__EXCERPTED PASSAGE__:
** begin **
Not a bit heroic, and entirely true! Yes! comfortable, warm reader. Men
do not fear death, they fear the pain of dying.

And then quite naturally and no doubt disappointingly to those who would
like to read of my last agonies (for who would not give pleasure by his
death?) I fell asleep. I expect the temperature was pretty high during
this great blizzard, and anything near zero was very high to us. That
and the snow which drifted over us made a pleasant wet kind of snipe
marsh inside our sleeping-bags, and I am sure we all dozed a good bit.
There was so much to worry about that there was not the least use in
worrying; and we were so
very
tired. We were hungry, for the last meal
we had had was in the morning of the day before, but hunger was not very
pressing.

And so we lay, wet and quite fairly warm, hour after hour while the wind
roared round us, blowing storm force continually and rising in the gusts
to something indescribable. Storm force is force 11, and force 12 is the
biggest wind which can be logged: Bowers logged it force 11, but he was
always so afraid of overestimating that he was inclined to underrate. I
think it was blowing a full hurricane. Sometimes awake, sometimes dozing,
we had not a very uncomfortable time so far as I can remember. I knew
that parties which had come to Cape Crozier in the spring had experienced
blizzards which lasted eight or ten days. But this did not worry us as
much as I think it did Bill: I was numb. I vaguely called to mind that
Peary had survived a blizzard in the open: but wasn't that in the summer?

It was in the early morning of Saturday (July 22) that we discovered the
loss of the tent. Some time during that morning we had had our last meal.
The roof went about noon on Sunday and we had had no meal in the interval
because our supply of oil was so low; nor could we move out of our bags
except as a last necessity. By Sunday night we had been without a meal
for some thirty-six hours.
** end **
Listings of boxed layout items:
** begin **
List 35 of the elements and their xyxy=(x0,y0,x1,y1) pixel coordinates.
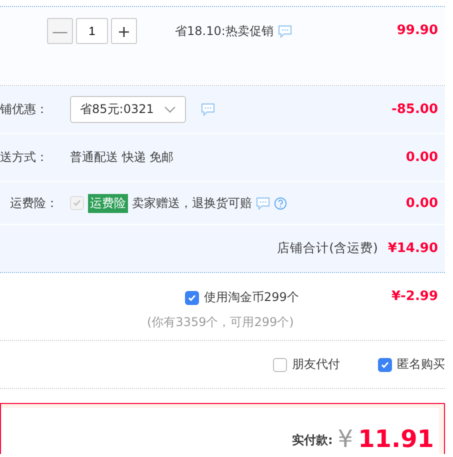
shipping-amount: 0.00 xyxy=(406,150,439,165)
quantity-field[interactable]: 1 xyxy=(76,18,108,44)
field-label: 送方式： xyxy=(0,149,49,166)
item-price: 99.90 xyxy=(396,23,439,38)
checkbox-label: 使用淘金币299个 xyxy=(204,289,299,306)
checkbox-label: 匿名购买 xyxy=(397,356,445,373)
checkbox-label: 朋友代付 xyxy=(292,356,340,373)
checkmark-icon xyxy=(187,292,197,302)
chat-icon[interactable] xyxy=(256,196,270,210)
checkbox[interactable] xyxy=(273,358,287,372)
payment-label: 实付款: xyxy=(292,432,333,449)
coin-balance-text: (你有3359个，可用299个) xyxy=(147,314,294,331)
chat-icon[interactable] xyxy=(278,25,292,38)
discount-amount: -85.00 xyxy=(391,102,439,117)
coupon-dropdown[interactable]: 省85元:0321 xyxy=(70,96,186,123)
checkmark-icon xyxy=(72,198,82,208)
checkbox[interactable] xyxy=(378,358,392,372)
shipping-method: 普通配送 快递 免邮 xyxy=(70,149,174,166)
insurance-text: 卖家赠送，退换货可赔 xyxy=(132,194,252,212)
insurance-badge: 运费险 xyxy=(88,194,128,212)
coin-discount: ¥-2.99 xyxy=(391,289,438,306)
currency-symbol: ¥ xyxy=(338,427,354,451)
help-icon[interactable] xyxy=(274,196,287,210)
shop-total-label: 店铺合计(含运费) xyxy=(277,240,378,257)
checkbox[interactable] xyxy=(185,290,199,304)
payment-amount: 11.91 xyxy=(358,427,434,451)
chat-icon[interactable] xyxy=(200,103,215,116)
increase-button[interactable]: + xyxy=(111,18,137,44)
insurance-amount: 0.00 xyxy=(406,196,439,210)
checkmark-icon xyxy=(380,360,390,370)
field-label: 铺优惠： xyxy=(0,101,49,118)
field-label: 运费险： xyxy=(9,194,59,212)
shop-total-amount: ¥14.90 xyxy=(388,241,439,256)
chevron-icon xyxy=(164,106,176,114)
promotion-text: 省18.10:热卖促销 xyxy=(175,23,274,40)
** end **
__DO THIS__: Reproduce the blizzard passage from the top of the page word for word, from start to finish.

__SOLUTION BELOW__:
Not a bit heroic, and entirely true! Yes! comfortable, warm reader. Men
do not fear death, they fear the pain of dying.

And then quite naturally and no doubt disappointingly to those who would
like to read of my last agonies (for who would not give pleasure by his
death?) I fell asleep. I expect the temperature was pretty high during
this great blizzard, and anything near zero was very high to us. That
and the snow which drifted over us made a pleasant wet kind of snipe
marsh inside our sleeping-bags, and I am sure we all dozed a good bit.
There was so much to worry about that there was not the least use in
worrying; and we were so
very
tired. We were hungry, for the last meal
we had had was in the morning of the day before, but hunger was not very
pressing.

And so we lay, wet and quite fairly warm, hour after hour while the wind
roared round us, blowing storm force continually and rising in the gusts
to something indescribable. Storm force is force 11, and force 12 is the
biggest wind which can be logged: Bowers logged it force 11, but he was
always so afraid of overestimating that he was inclined to underrate. I
think it was blowing a full hurricane. Sometimes awake, sometimes dozing,
we had not a very uncomfortable time so far as I can remember. I knew
that parties which had come to Cape Crozier in the spring had experienced
blizzards which lasted eight or ten days. But this did not worry us as
much as I think it did Bill: I was numb. I vaguely called to mind that
Peary had survived a blizzard in the open: but wasn't that in the summer?

It was in the early morning of Saturday (July 22) that we discovered the
loss of the tent. Some time during that morning we had had our last meal.
The roof went about noon on Sunday and we had had no meal in the interval
because our supply of oil was so low; nor could we move out of our bags
except as a last necessity. By Sunday night we had been without a meal
for some thirty-six hours.